EXERCISE REQUIREMENTS:
Omit every picture and output the rest of the records exactly as they are.

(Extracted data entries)

-- Begin --

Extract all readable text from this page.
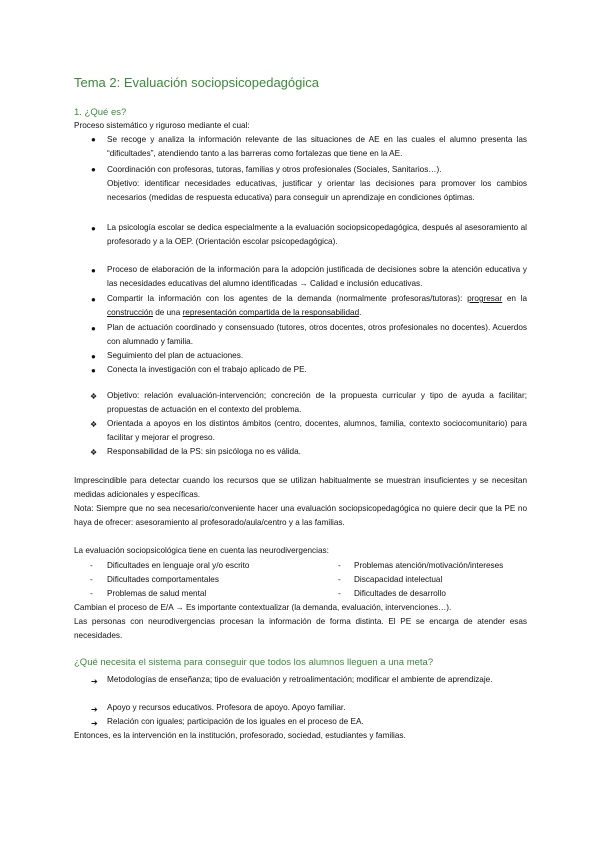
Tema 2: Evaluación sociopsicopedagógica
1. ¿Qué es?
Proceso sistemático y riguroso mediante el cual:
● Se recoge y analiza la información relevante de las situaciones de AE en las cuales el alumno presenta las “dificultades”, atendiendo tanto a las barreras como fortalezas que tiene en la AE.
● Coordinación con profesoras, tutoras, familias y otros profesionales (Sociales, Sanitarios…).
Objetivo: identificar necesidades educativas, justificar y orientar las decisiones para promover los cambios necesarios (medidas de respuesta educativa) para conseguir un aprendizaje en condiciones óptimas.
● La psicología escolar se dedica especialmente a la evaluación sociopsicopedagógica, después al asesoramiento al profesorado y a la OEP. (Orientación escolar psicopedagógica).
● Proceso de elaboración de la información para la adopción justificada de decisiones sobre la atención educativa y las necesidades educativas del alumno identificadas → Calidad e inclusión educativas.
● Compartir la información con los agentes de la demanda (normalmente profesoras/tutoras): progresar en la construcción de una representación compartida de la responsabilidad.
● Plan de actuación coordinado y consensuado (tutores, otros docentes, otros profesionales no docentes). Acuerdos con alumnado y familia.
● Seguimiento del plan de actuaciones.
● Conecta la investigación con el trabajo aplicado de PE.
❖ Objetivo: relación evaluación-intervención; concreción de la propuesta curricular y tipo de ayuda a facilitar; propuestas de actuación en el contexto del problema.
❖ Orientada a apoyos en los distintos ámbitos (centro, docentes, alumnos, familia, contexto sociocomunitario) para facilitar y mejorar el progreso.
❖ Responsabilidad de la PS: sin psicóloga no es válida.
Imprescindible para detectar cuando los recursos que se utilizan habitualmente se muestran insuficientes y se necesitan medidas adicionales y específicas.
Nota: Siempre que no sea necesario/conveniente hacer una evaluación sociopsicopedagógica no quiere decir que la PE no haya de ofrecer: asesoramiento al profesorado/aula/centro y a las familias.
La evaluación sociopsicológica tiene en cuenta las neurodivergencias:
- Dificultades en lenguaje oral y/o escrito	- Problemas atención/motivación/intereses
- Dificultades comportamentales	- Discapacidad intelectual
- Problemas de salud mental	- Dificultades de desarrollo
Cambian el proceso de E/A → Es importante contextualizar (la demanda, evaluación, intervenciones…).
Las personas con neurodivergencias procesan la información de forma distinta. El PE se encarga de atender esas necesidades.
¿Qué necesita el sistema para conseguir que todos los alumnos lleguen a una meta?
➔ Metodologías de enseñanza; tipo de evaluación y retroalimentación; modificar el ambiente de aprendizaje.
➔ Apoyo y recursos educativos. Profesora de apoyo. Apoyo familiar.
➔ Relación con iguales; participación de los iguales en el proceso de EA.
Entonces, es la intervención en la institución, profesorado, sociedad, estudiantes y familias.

-- End --

FULL SOLUTION:
Extract all readable text from this page.
Tema 2: Evaluación sociopsicopedagógica
1. ¿Qué es?
Proceso sistemático y riguroso mediante el cual:
● Se recoge y analiza la información relevante de las situaciones de AE en las cuales el alumno presenta las “dificultades”, atendiendo tanto a las barreras como fortalezas que tiene en la AE.
● Coordinación con profesoras, tutoras, familias y otros profesionales (Sociales, Sanitarios…).
Objetivo: identificar necesidades educativas, justificar y orientar las decisiones para promover los cambios necesarios (medidas de respuesta educativa) para conseguir un aprendizaje en condiciones óptimas.
● La psicología escolar se dedica especialmente a la evaluación sociopsicopedagógica, después al asesoramiento al profesorado y a la OEP. (Orientación escolar psicopedagógica).
● Proceso de elaboración de la información para la adopción justificada de decisiones sobre la atención educativa y las necesidades educativas del alumno identificadas → Calidad e inclusión educativas.
● Compartir la información con los agentes de la demanda (normalmente profesoras/tutoras): progresar en la construcción de una representación compartida de la responsabilidad.
● Plan de actuación coordinado y consensuado (tutores, otros docentes, otros profesionales no docentes). Acuerdos con alumnado y familia.
● Seguimiento del plan de actuaciones.
● Conecta la investigación con el trabajo aplicado de PE.
❖ Objetivo: relación evaluación-intervención; concreción de la propuesta curricular y tipo de ayuda a facilitar; propuestas de actuación en el contexto del problema.
❖ Orientada a apoyos en los distintos ámbitos (centro, docentes, alumnos, familia, contexto sociocomunitario) para facilitar y mejorar el progreso.
❖ Responsabilidad de la PS: sin psicóloga no es válida.
Imprescindible para detectar cuando los recursos que se utilizan habitualmente se muestran insuficientes y se necesitan medidas adicionales y específicas.
Nota: Siempre que no sea necesario/conveniente hacer una evaluación sociopsicopedagógica no quiere decir que la PE no haya de ofrecer: asesoramiento al profesorado/aula/centro y a las familias.
La evaluación sociopsicológica tiene en cuenta las neurodivergencias:
- Dificultades en lenguaje oral y/o escrito	- Problemas atención/motivación/intereses
- Dificultades comportamentales	- Discapacidad intelectual
- Problemas de salud mental	- Dificultades de desarrollo
Cambian el proceso de E/A → Es importante contextualizar (la demanda, evaluación, intervenciones…).
Las personas con neurodivergencias procesan la información de forma distinta. El PE se encarga de atender esas necesidades.
¿Qué necesita el sistema para conseguir que todos los alumnos lleguen a una meta?
➔ Metodologías de enseñanza; tipo de evaluación y retroalimentación; modificar el ambiente de aprendizaje.
➔ Apoyo y recursos educativos. Profesora de apoyo. Apoyo familiar.
➔ Relación con iguales; participación de los iguales en el proceso de EA.
Entonces, es la intervención en la institución, profesorado, sociedad, estudiantes y familias.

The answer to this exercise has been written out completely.